*WHAT TO WORK ON*.
Each entry must be given again exactly; images do not belong in the copy.

[Dataset excerpt]
━━━━━━━━━━

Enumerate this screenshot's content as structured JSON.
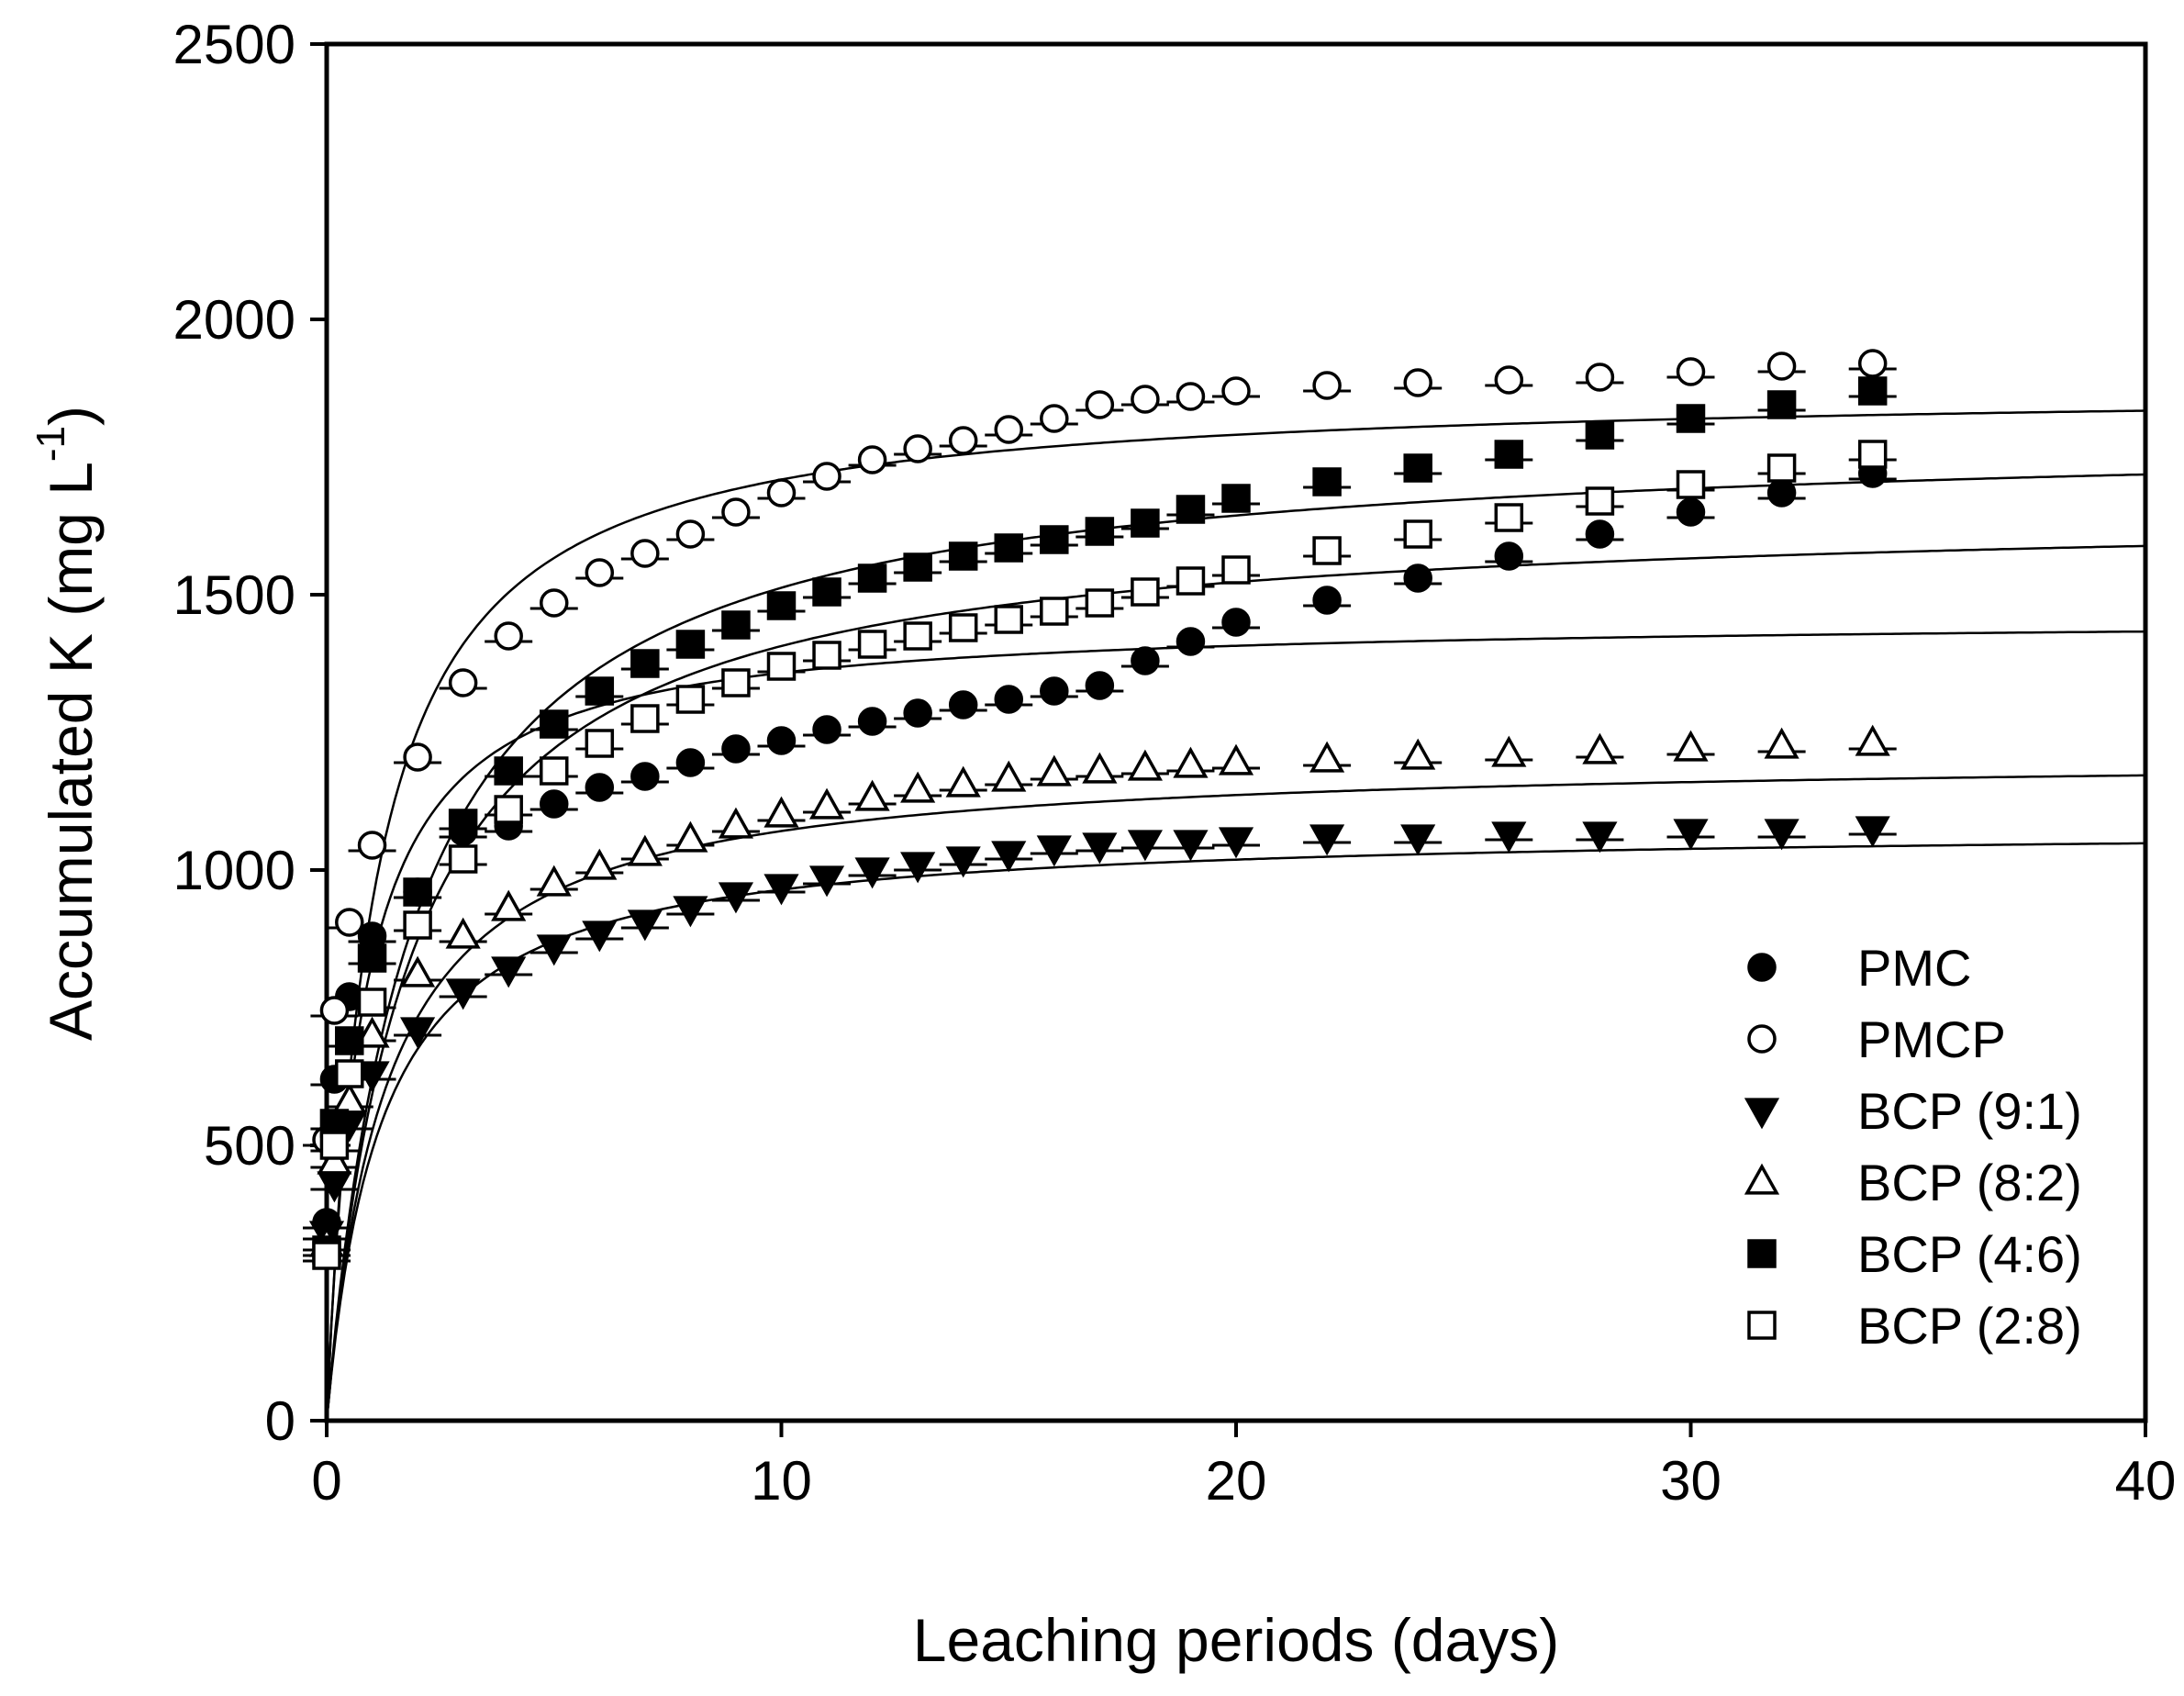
{
  "chart_data": {
    "type": "scatter",
    "title": "",
    "xlabel": "Leaching periods (days)",
    "ylabel": "Accumulated K (mg L",
    "ylabel_sup": "-1",
    "ylabel_close": ")",
    "xlim": [
      0,
      40
    ],
    "ylim": [
      0,
      2500
    ],
    "xticks": [
      0,
      10,
      20,
      30,
      40
    ],
    "yticks": [
      0,
      500,
      1000,
      1500,
      2000,
      2500
    ],
    "grid": false,
    "legend_position": "bottom-right",
    "series": [
      {
        "name": "PMC",
        "marker": "filled-circle",
        "color": "#000000",
        "fit": {
          "model": "hyperbolic",
          "qmax": 1460,
          "k": 0.75
        },
        "x": [
          0,
          0.17,
          0.5,
          1,
          2,
          3,
          4,
          5,
          6,
          7,
          8,
          9,
          10,
          11,
          12,
          13,
          14,
          15,
          16,
          17,
          18,
          19,
          20,
          22,
          24,
          26,
          28,
          30,
          32,
          34
        ],
        "y": [
          360,
          620,
          770,
          880,
          960,
          1070,
          1080,
          1120,
          1150,
          1170,
          1195,
          1220,
          1235,
          1255,
          1270,
          1285,
          1300,
          1310,
          1325,
          1335,
          1380,
          1415,
          1450,
          1490,
          1530,
          1570,
          1610,
          1650,
          1685,
          1720
        ]
      },
      {
        "name": "PMCP",
        "marker": "open-circle",
        "color": "#000000",
        "fit": {
          "model": "hyperbolic",
          "qmax": 1880,
          "k": 1.0
        },
        "x": [
          0,
          0.17,
          0.5,
          1,
          2,
          3,
          4,
          5,
          6,
          7,
          8,
          9,
          10,
          11,
          12,
          13,
          14,
          15,
          16,
          17,
          18,
          19,
          20,
          22,
          24,
          26,
          28,
          30,
          32,
          34
        ],
        "y": [
          510,
          745,
          905,
          1045,
          1205,
          1340,
          1425,
          1485,
          1540,
          1575,
          1610,
          1650,
          1685,
          1715,
          1745,
          1765,
          1780,
          1800,
          1820,
          1845,
          1855,
          1860,
          1870,
          1880,
          1885,
          1890,
          1895,
          1905,
          1915,
          1920
        ]
      },
      {
        "name": "BCP (9:1)",
        "marker": "filled-triangle-down",
        "color": "#000000",
        "fit": {
          "model": "hyperbolic",
          "qmax": 1080,
          "k": 1.2
        },
        "x": [
          0,
          0.17,
          0.5,
          1,
          2,
          3,
          4,
          5,
          6,
          7,
          8,
          9,
          10,
          11,
          12,
          13,
          14,
          15,
          16,
          17,
          18,
          19,
          20,
          22,
          24,
          26,
          28,
          30,
          32,
          34
        ],
        "y": [
          340,
          430,
          540,
          630,
          710,
          780,
          820,
          860,
          885,
          905,
          930,
          955,
          970,
          985,
          1000,
          1010,
          1020,
          1030,
          1040,
          1045,
          1050,
          1050,
          1055,
          1060,
          1060,
          1065,
          1065,
          1070,
          1070,
          1075
        ]
      },
      {
        "name": "BCP (8:2)",
        "marker": "open-triangle-up",
        "color": "#000000",
        "fit": {
          "model": "hyperbolic",
          "qmax": 1210,
          "k": 1.3
        },
        "x": [
          0,
          0.17,
          0.5,
          1,
          2,
          3,
          4,
          5,
          6,
          7,
          8,
          9,
          10,
          11,
          12,
          13,
          14,
          15,
          16,
          17,
          18,
          19,
          20,
          22,
          24,
          26,
          28,
          30,
          32,
          34
        ],
        "y": [
          320,
          470,
          580,
          700,
          810,
          880,
          930,
          975,
          1005,
          1030,
          1055,
          1080,
          1100,
          1115,
          1130,
          1145,
          1155,
          1165,
          1175,
          1180,
          1185,
          1190,
          1195,
          1200,
          1205,
          1210,
          1215,
          1220,
          1225,
          1230
        ]
      },
      {
        "name": "BCP (4:6)",
        "marker": "filled-square",
        "color": "#000000",
        "fit": {
          "model": "hyperbolic",
          "qmax": 1800,
          "k": 1.9
        },
        "x": [
          0,
          0.17,
          0.5,
          1,
          2,
          3,
          4,
          5,
          6,
          7,
          8,
          9,
          10,
          11,
          12,
          13,
          14,
          15,
          16,
          17,
          18,
          19,
          20,
          22,
          24,
          26,
          28,
          30,
          32,
          34
        ],
        "y": [
          310,
          540,
          690,
          840,
          960,
          1085,
          1180,
          1265,
          1325,
          1375,
          1410,
          1445,
          1480,
          1505,
          1530,
          1550,
          1570,
          1585,
          1600,
          1615,
          1630,
          1655,
          1675,
          1705,
          1730,
          1755,
          1790,
          1820,
          1845,
          1870
        ]
      },
      {
        "name": "BCP (2:8)",
        "marker": "open-square",
        "color": "#000000",
        "fit": {
          "model": "hyperbolic",
          "qmax": 1660,
          "k": 1.8
        },
        "x": [
          0,
          0.17,
          0.5,
          1,
          2,
          3,
          4,
          5,
          6,
          7,
          8,
          9,
          10,
          11,
          12,
          13,
          14,
          15,
          16,
          17,
          18,
          19,
          20,
          22,
          24,
          26,
          28,
          30,
          32,
          34
        ],
        "y": [
          300,
          500,
          630,
          760,
          900,
          1020,
          1110,
          1180,
          1230,
          1275,
          1310,
          1340,
          1370,
          1390,
          1410,
          1425,
          1440,
          1455,
          1470,
          1485,
          1505,
          1525,
          1545,
          1580,
          1610,
          1640,
          1670,
          1700,
          1730,
          1755
        ]
      }
    ]
  }
}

━━━━━━━━━━

*WORKED ANSWER*.
Enumerate this screenshot's content as structured JSON.
{
  "chart_data": {
    "type": "scatter",
    "title": "",
    "xlabel": "Leaching periods (days)",
    "ylabel": "Accumulated K (mg L",
    "ylabel_sup": "-1",
    "ylabel_close": ")",
    "xlim": [
      0,
      40
    ],
    "ylim": [
      0,
      2500
    ],
    "xticks": [
      0,
      10,
      20,
      30,
      40
    ],
    "yticks": [
      0,
      500,
      1000,
      1500,
      2000,
      2500
    ],
    "grid": false,
    "legend_position": "bottom-right",
    "series": [
      {
        "name": "PMC",
        "marker": "filled-circle",
        "color": "#000000",
        "fit": {
          "model": "hyperbolic",
          "qmax": 1460,
          "k": 0.75
        },
        "x": [
          0,
          0.17,
          0.5,
          1,
          2,
          3,
          4,
          5,
          6,
          7,
          8,
          9,
          10,
          11,
          12,
          13,
          14,
          15,
          16,
          17,
          18,
          19,
          20,
          22,
          24,
          26,
          28,
          30,
          32,
          34
        ],
        "y": [
          360,
          620,
          770,
          880,
          960,
          1070,
          1080,
          1120,
          1150,
          1170,
          1195,
          1220,
          1235,
          1255,
          1270,
          1285,
          1300,
          1310,
          1325,
          1335,
          1380,
          1415,
          1450,
          1490,
          1530,
          1570,
          1610,
          1650,
          1685,
          1720
        ]
      },
      {
        "name": "PMCP",
        "marker": "open-circle",
        "color": "#000000",
        "fit": {
          "model": "hyperbolic",
          "qmax": 1880,
          "k": 1.0
        },
        "x": [
          0,
          0.17,
          0.5,
          1,
          2,
          3,
          4,
          5,
          6,
          7,
          8,
          9,
          10,
          11,
          12,
          13,
          14,
          15,
          16,
          17,
          18,
          19,
          20,
          22,
          24,
          26,
          28,
          30,
          32,
          34
        ],
        "y": [
          510,
          745,
          905,
          1045,
          1205,
          1340,
          1425,
          1485,
          1540,
          1575,
          1610,
          1650,
          1685,
          1715,
          1745,
          1765,
          1780,
          1800,
          1820,
          1845,
          1855,
          1860,
          1870,
          1880,
          1885,
          1890,
          1895,
          1905,
          1915,
          1920
        ]
      },
      {
        "name": "BCP (9:1)",
        "marker": "filled-triangle-down",
        "color": "#000000",
        "fit": {
          "model": "hyperbolic",
          "qmax": 1080,
          "k": 1.2
        },
        "x": [
          0,
          0.17,
          0.5,
          1,
          2,
          3,
          4,
          5,
          6,
          7,
          8,
          9,
          10,
          11,
          12,
          13,
          14,
          15,
          16,
          17,
          18,
          19,
          20,
          22,
          24,
          26,
          28,
          30,
          32,
          34
        ],
        "y": [
          340,
          430,
          540,
          630,
          710,
          780,
          820,
          860,
          885,
          905,
          930,
          955,
          970,
          985,
          1000,
          1010,
          1020,
          1030,
          1040,
          1045,
          1050,
          1050,
          1055,
          1060,
          1060,
          1065,
          1065,
          1070,
          1070,
          1075
        ]
      },
      {
        "name": "BCP (8:2)",
        "marker": "open-triangle-up",
        "color": "#000000",
        "fit": {
          "model": "hyperbolic",
          "qmax": 1210,
          "k": 1.3
        },
        "x": [
          0,
          0.17,
          0.5,
          1,
          2,
          3,
          4,
          5,
          6,
          7,
          8,
          9,
          10,
          11,
          12,
          13,
          14,
          15,
          16,
          17,
          18,
          19,
          20,
          22,
          24,
          26,
          28,
          30,
          32,
          34
        ],
        "y": [
          320,
          470,
          580,
          700,
          810,
          880,
          930,
          975,
          1005,
          1030,
          1055,
          1080,
          1100,
          1115,
          1130,
          1145,
          1155,
          1165,
          1175,
          1180,
          1185,
          1190,
          1195,
          1200,
          1205,
          1210,
          1215,
          1220,
          1225,
          1230
        ]
      },
      {
        "name": "BCP (4:6)",
        "marker": "filled-square",
        "color": "#000000",
        "fit": {
          "model": "hyperbolic",
          "qmax": 1800,
          "k": 1.9
        },
        "x": [
          0,
          0.17,
          0.5,
          1,
          2,
          3,
          4,
          5,
          6,
          7,
          8,
          9,
          10,
          11,
          12,
          13,
          14,
          15,
          16,
          17,
          18,
          19,
          20,
          22,
          24,
          26,
          28,
          30,
          32,
          34
        ],
        "y": [
          310,
          540,
          690,
          840,
          960,
          1085,
          1180,
          1265,
          1325,
          1375,
          1410,
          1445,
          1480,
          1505,
          1530,
          1550,
          1570,
          1585,
          1600,
          1615,
          1630,
          1655,
          1675,
          1705,
          1730,
          1755,
          1790,
          1820,
          1845,
          1870
        ]
      },
      {
        "name": "BCP (2:8)",
        "marker": "open-square",
        "color": "#000000",
        "fit": {
          "model": "hyperbolic",
          "qmax": 1660,
          "k": 1.8
        },
        "x": [
          0,
          0.17,
          0.5,
          1,
          2,
          3,
          4,
          5,
          6,
          7,
          8,
          9,
          10,
          11,
          12,
          13,
          14,
          15,
          16,
          17,
          18,
          19,
          20,
          22,
          24,
          26,
          28,
          30,
          32,
          34
        ],
        "y": [
          300,
          500,
          630,
          760,
          900,
          1020,
          1110,
          1180,
          1230,
          1275,
          1310,
          1340,
          1370,
          1390,
          1410,
          1425,
          1440,
          1455,
          1470,
          1485,
          1505,
          1525,
          1545,
          1580,
          1610,
          1640,
          1670,
          1700,
          1730,
          1755
        ]
      }
    ]
  }
}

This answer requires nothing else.